[Work required] Locate every one of the rows below that contains the string "town", and copy each such row in full. Matching is case-sensitive.
+++
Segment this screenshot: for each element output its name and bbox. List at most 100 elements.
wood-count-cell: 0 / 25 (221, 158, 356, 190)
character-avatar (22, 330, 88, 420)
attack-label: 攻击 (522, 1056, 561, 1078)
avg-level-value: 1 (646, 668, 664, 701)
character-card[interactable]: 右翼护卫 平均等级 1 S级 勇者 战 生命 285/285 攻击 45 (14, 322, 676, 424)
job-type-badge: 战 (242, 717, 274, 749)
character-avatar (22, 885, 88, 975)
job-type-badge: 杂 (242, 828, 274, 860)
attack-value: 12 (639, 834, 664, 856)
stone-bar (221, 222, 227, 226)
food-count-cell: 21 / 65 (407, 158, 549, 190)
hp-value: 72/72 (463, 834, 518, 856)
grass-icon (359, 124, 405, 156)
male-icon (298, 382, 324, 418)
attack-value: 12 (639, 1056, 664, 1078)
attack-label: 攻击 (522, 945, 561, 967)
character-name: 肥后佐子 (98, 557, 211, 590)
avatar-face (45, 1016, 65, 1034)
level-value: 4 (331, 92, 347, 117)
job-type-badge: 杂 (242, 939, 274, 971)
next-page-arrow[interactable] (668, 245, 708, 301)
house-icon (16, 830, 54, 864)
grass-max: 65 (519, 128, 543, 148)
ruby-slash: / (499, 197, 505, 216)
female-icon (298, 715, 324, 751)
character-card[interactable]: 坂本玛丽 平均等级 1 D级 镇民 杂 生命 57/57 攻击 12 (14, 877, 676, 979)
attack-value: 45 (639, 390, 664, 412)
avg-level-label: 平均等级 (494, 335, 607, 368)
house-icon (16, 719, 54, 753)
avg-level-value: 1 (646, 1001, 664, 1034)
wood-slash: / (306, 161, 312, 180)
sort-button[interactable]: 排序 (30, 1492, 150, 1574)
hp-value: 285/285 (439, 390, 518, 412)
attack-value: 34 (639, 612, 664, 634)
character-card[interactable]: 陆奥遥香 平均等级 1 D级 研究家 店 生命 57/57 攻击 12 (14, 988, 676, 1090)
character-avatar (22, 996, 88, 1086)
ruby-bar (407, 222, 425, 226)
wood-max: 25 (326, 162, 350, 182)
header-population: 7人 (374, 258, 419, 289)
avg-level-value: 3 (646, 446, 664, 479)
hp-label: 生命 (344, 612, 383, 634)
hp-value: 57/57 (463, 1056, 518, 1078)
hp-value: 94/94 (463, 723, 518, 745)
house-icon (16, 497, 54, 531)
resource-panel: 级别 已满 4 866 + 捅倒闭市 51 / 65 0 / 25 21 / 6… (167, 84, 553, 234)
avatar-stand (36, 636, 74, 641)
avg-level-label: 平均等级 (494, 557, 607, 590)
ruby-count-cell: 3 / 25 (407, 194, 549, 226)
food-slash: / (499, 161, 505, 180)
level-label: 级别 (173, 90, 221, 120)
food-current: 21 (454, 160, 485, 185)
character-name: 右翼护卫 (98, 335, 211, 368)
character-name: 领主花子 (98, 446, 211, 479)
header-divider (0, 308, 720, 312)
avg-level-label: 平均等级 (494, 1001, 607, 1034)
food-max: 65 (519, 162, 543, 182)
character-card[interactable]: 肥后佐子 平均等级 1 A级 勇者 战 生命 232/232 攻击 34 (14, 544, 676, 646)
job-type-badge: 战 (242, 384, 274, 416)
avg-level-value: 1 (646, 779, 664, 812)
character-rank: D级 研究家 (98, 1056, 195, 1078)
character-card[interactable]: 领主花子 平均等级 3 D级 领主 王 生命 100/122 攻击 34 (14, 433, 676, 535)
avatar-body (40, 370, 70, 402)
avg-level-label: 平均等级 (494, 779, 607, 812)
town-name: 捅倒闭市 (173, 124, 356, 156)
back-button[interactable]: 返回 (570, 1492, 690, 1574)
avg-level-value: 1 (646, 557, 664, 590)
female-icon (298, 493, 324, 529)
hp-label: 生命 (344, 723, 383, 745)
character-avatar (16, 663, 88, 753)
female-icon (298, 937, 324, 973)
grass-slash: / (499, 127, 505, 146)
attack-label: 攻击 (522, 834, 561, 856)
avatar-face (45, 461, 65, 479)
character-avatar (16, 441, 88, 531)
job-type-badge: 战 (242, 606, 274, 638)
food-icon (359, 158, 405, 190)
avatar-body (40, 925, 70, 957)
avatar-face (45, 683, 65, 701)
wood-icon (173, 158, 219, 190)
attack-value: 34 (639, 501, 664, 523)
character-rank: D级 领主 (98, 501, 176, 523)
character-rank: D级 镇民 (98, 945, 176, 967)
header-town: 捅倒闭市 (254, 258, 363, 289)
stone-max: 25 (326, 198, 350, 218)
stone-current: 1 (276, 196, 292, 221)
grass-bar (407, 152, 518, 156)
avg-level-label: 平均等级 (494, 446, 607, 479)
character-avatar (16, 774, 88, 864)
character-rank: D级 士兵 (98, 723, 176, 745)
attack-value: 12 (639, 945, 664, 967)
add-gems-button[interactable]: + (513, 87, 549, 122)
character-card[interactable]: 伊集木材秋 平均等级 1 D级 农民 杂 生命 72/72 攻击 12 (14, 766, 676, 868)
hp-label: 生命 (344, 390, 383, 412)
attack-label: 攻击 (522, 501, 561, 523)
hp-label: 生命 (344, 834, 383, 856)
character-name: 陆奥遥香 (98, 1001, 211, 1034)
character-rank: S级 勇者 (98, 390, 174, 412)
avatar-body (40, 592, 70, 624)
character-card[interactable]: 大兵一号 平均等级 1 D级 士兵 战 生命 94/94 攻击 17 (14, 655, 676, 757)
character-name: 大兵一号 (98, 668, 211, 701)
+++
[Correct answer]
town-name: 捅倒闭市 (173, 124, 356, 156)
header-town: 捅倒闭市 (254, 258, 363, 289)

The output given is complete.